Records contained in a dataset
________________
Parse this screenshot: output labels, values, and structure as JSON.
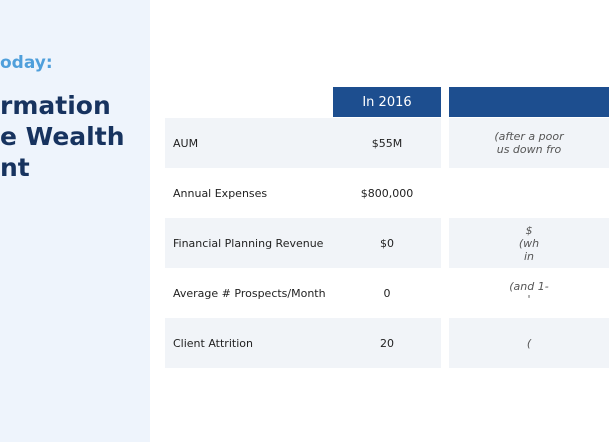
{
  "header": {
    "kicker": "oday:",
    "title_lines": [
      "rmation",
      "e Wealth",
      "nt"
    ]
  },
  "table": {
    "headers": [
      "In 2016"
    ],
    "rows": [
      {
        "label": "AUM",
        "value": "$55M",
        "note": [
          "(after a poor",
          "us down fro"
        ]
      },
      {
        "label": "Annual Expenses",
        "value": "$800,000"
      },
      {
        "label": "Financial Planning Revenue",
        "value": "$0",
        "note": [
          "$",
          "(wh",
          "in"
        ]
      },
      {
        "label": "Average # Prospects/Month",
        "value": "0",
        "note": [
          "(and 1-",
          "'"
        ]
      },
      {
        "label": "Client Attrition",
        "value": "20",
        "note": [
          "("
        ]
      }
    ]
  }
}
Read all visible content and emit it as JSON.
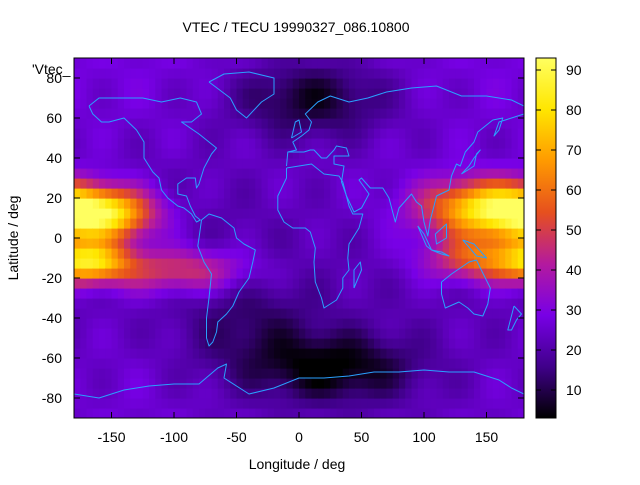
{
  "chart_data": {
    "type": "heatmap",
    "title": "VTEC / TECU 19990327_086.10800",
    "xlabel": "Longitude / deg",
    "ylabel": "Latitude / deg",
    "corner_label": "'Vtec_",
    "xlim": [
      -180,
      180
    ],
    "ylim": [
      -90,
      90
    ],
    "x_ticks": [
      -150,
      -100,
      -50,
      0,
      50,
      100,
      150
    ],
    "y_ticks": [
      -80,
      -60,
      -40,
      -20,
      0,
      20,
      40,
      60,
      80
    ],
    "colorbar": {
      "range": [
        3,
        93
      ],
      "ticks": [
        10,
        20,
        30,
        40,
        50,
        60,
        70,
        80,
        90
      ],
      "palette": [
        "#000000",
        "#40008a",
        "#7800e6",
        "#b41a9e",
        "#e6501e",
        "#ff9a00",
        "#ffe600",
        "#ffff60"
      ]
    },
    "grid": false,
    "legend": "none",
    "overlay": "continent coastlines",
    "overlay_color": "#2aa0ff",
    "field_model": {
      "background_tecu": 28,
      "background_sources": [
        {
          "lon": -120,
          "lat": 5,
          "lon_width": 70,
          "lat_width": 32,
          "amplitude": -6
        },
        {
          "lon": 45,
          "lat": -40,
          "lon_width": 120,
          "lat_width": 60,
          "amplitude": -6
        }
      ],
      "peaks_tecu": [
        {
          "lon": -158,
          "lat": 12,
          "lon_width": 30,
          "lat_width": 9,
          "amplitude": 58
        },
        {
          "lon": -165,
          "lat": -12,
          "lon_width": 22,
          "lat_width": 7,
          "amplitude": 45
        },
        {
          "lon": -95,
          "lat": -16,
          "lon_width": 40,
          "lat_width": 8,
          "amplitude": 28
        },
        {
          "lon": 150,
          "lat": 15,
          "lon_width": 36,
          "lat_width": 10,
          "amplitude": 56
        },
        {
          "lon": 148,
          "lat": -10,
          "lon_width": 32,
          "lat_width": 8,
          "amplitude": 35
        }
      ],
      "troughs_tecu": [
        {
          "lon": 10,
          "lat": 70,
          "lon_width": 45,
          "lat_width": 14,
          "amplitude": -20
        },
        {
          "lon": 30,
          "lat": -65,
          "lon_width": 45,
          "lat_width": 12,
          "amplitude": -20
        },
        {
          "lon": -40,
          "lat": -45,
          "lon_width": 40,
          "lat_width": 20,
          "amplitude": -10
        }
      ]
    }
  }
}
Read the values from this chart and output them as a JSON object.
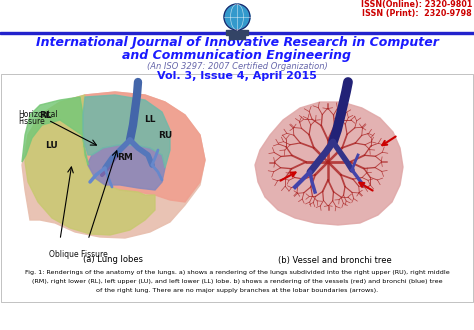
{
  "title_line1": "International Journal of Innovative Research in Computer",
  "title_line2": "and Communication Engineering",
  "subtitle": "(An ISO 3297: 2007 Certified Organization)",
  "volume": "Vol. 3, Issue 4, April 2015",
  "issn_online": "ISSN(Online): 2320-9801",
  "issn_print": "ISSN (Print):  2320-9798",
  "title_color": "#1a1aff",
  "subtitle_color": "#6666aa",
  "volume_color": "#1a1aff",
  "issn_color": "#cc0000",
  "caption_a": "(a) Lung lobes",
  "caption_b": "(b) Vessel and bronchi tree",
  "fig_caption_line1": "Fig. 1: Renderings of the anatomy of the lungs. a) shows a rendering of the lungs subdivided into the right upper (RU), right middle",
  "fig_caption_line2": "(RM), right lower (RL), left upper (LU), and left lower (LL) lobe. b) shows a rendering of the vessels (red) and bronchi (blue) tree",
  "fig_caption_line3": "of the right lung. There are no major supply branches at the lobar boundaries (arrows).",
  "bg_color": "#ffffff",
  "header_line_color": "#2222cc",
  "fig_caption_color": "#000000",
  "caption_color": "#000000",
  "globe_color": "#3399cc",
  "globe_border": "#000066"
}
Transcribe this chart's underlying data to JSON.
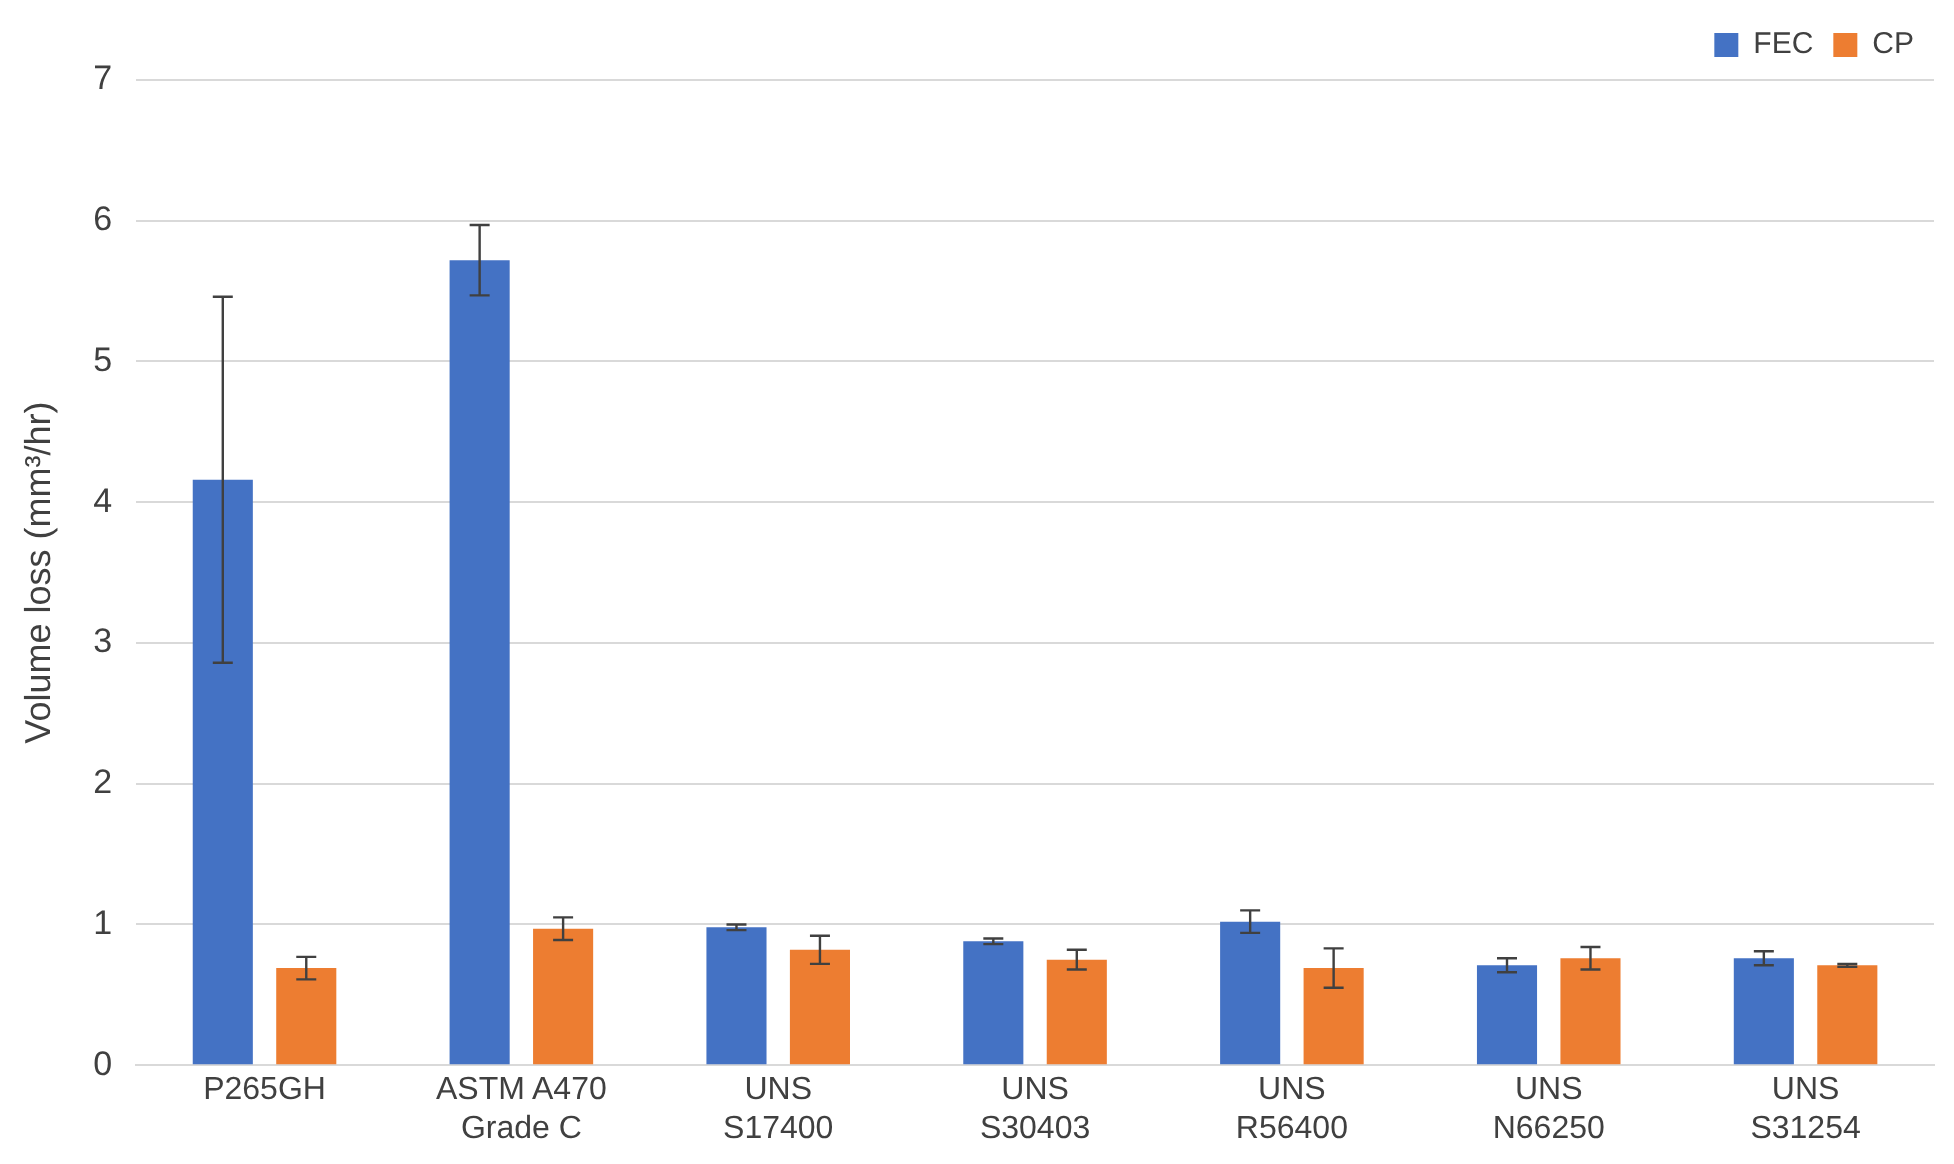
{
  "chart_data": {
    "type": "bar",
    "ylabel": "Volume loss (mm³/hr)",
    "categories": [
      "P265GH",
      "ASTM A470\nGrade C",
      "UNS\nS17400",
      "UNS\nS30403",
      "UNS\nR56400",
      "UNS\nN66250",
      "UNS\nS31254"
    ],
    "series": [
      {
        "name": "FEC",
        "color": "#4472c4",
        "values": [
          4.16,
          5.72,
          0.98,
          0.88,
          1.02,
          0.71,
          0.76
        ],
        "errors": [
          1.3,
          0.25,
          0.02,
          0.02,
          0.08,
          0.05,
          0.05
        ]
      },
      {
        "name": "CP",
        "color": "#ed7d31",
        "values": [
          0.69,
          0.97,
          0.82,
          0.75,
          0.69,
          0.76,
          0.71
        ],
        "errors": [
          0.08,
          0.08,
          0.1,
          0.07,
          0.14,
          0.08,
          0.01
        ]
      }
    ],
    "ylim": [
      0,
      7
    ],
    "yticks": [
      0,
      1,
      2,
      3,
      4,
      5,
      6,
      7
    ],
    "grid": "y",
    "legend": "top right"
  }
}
________________
Work to be completed:
Every line above should be returned exactly; the pictures stay out.

The solution:
Parse this screenshot: output labels, values, and structure as JSON.
{
  "header": {
    "kicker": "oday:",
    "title_lines": [
      "rmation",
      "e Wealth",
      "nt"
    ]
  },
  "table": {
    "headers": [
      "In 2016"
    ],
    "rows": [
      {
        "label": "AUM",
        "value": "$55M",
        "note": [
          "(after a poor",
          "us down fro"
        ]
      },
      {
        "label": "Annual Expenses",
        "value": "$800,000"
      },
      {
        "label": "Financial Planning Revenue",
        "value": "$0",
        "note": [
          "$",
          "(wh",
          "in"
        ]
      },
      {
        "label": "Average # Prospects/Month",
        "value": "0",
        "note": [
          "(and 1-",
          "'"
        ]
      },
      {
        "label": "Client Attrition",
        "value": "20",
        "note": [
          "("
        ]
      }
    ]
  }
}
Read all visible content and emit it as JSON.
{
  "chart_data": {
    "type": "heatmap",
    "title": "VTEC / TECU 19990327_086.10800",
    "xlabel": "Longitude / deg",
    "ylabel": "Latitude / deg",
    "corner_label": "'Vtec_",
    "xlim": [
      -180,
      180
    ],
    "ylim": [
      -90,
      90
    ],
    "x_ticks": [
      -150,
      -100,
      -50,
      0,
      50,
      100,
      150
    ],
    "y_ticks": [
      -80,
      -60,
      -40,
      -20,
      0,
      20,
      40,
      60,
      80
    ],
    "colorbar": {
      "range": [
        3,
        93
      ],
      "ticks": [
        10,
        20,
        30,
        40,
        50,
        60,
        70,
        80,
        90
      ],
      "palette": [
        "#000000",
        "#40008a",
        "#7800e6",
        "#b41a9e",
        "#e6501e",
        "#ff9a00",
        "#ffe600",
        "#ffff60"
      ]
    },
    "grid": false,
    "legend": "none",
    "overlay": "continent coastlines",
    "overlay_color": "#2aa0ff",
    "field_model": {
      "background_tecu": 28,
      "background_sources": [
        {
          "lon": -120,
          "lat": 5,
          "lon_width": 70,
          "lat_width": 32,
          "amplitude": -6
        },
        {
          "lon": 45,
          "lat": -40,
          "lon_width": 120,
          "lat_width": 60,
          "amplitude": -6
        }
      ],
      "peaks_tecu": [
        {
          "lon": -158,
          "lat": 12,
          "lon_width": 30,
          "lat_width": 9,
          "amplitude": 58
        },
        {
          "lon": -165,
          "lat": -12,
          "lon_width": 22,
          "lat_width": 7,
          "amplitude": 45
        },
        {
          "lon": -95,
          "lat": -16,
          "lon_width": 40,
          "lat_width": 8,
          "amplitude": 28
        },
        {
          "lon": 150,
          "lat": 15,
          "lon_width": 36,
          "lat_width": 10,
          "amplitude": 56
        },
        {
          "lon": 148,
          "lat": -10,
          "lon_width": 32,
          "lat_width": 8,
          "amplitude": 35
        }
      ],
      "troughs_tecu": [
        {
          "lon": 10,
          "lat": 70,
          "lon_width": 45,
          "lat_width": 14,
          "amplitude": -20
        },
        {
          "lon": 30,
          "lat": -65,
          "lon_width": 45,
          "lat_width": 12,
          "amplitude": -20
        },
        {
          "lon": -40,
          "lat": -45,
          "lon_width": 40,
          "lat_width": 20,
          "amplitude": -10
        }
      ]
    }
  }
}
Read the values from this chart and output them as a JSON object.
{
  "title_line1": "International Journal of Innovative Research in Computer",
  "title_line2": "and Communication Engineering",
  "subtitle": "(An ISO 3297: 2007 Certified Organization)",
  "volume": "Vol. 3, Issue 4, April 2015",
  "issn_online": "ISSN(Online): 2320-9801",
  "issn_print": "ISSN (Print):  2320-9798",
  "title_color": "#1a1aff",
  "subtitle_color": "#6666aa",
  "volume_color": "#1a1aff",
  "issn_color": "#cc0000",
  "caption_a": "(a) Lung lobes",
  "caption_b": "(b) Vessel and bronchi tree",
  "fig_caption_line1": "Fig. 1: Renderings of the anatomy of the lungs. a) shows a rendering of the lungs subdivided into the right upper (RU), right middle",
  "fig_caption_line2": "(RM), right lower (RL), left upper (LU), and left lower (LL) lobe. b) shows a rendering of the vessels (red) and bronchi (blue) tree",
  "fig_caption_line3": "of the right lung. There are no major supply branches at the lobar boundaries (arrows).",
  "bg_color": "#ffffff",
  "header_line_color": "#2222cc",
  "fig_caption_color": "#000000",
  "caption_color": "#000000",
  "globe_color": "#3399cc",
  "globe_border": "#000066"
}
Transcribe this chart's underlying data to JSON.
{
  "chart_data": {
    "type": "bar",
    "ylabel": "Volume loss (mm³/hr)",
    "categories": [
      "P265GH",
      "ASTM A470\nGrade C",
      "UNS\nS17400",
      "UNS\nS30403",
      "UNS\nR56400",
      "UNS\nN66250",
      "UNS\nS31254"
    ],
    "series": [
      {
        "name": "FEC",
        "color": "#4472c4",
        "values": [
          4.16,
          5.72,
          0.98,
          0.88,
          1.02,
          0.71,
          0.76
        ],
        "errors": [
          1.3,
          0.25,
          0.02,
          0.02,
          0.08,
          0.05,
          0.05
        ]
      },
      {
        "name": "CP",
        "color": "#ed7d31",
        "values": [
          0.69,
          0.97,
          0.82,
          0.75,
          0.69,
          0.76,
          0.71
        ],
        "errors": [
          0.08,
          0.08,
          0.1,
          0.07,
          0.14,
          0.08,
          0.01
        ]
      }
    ],
    "ylim": [
      0,
      7
    ],
    "yticks": [
      0,
      1,
      2,
      3,
      4,
      5,
      6,
      7
    ],
    "grid": "y",
    "legend": "top right"
  }
}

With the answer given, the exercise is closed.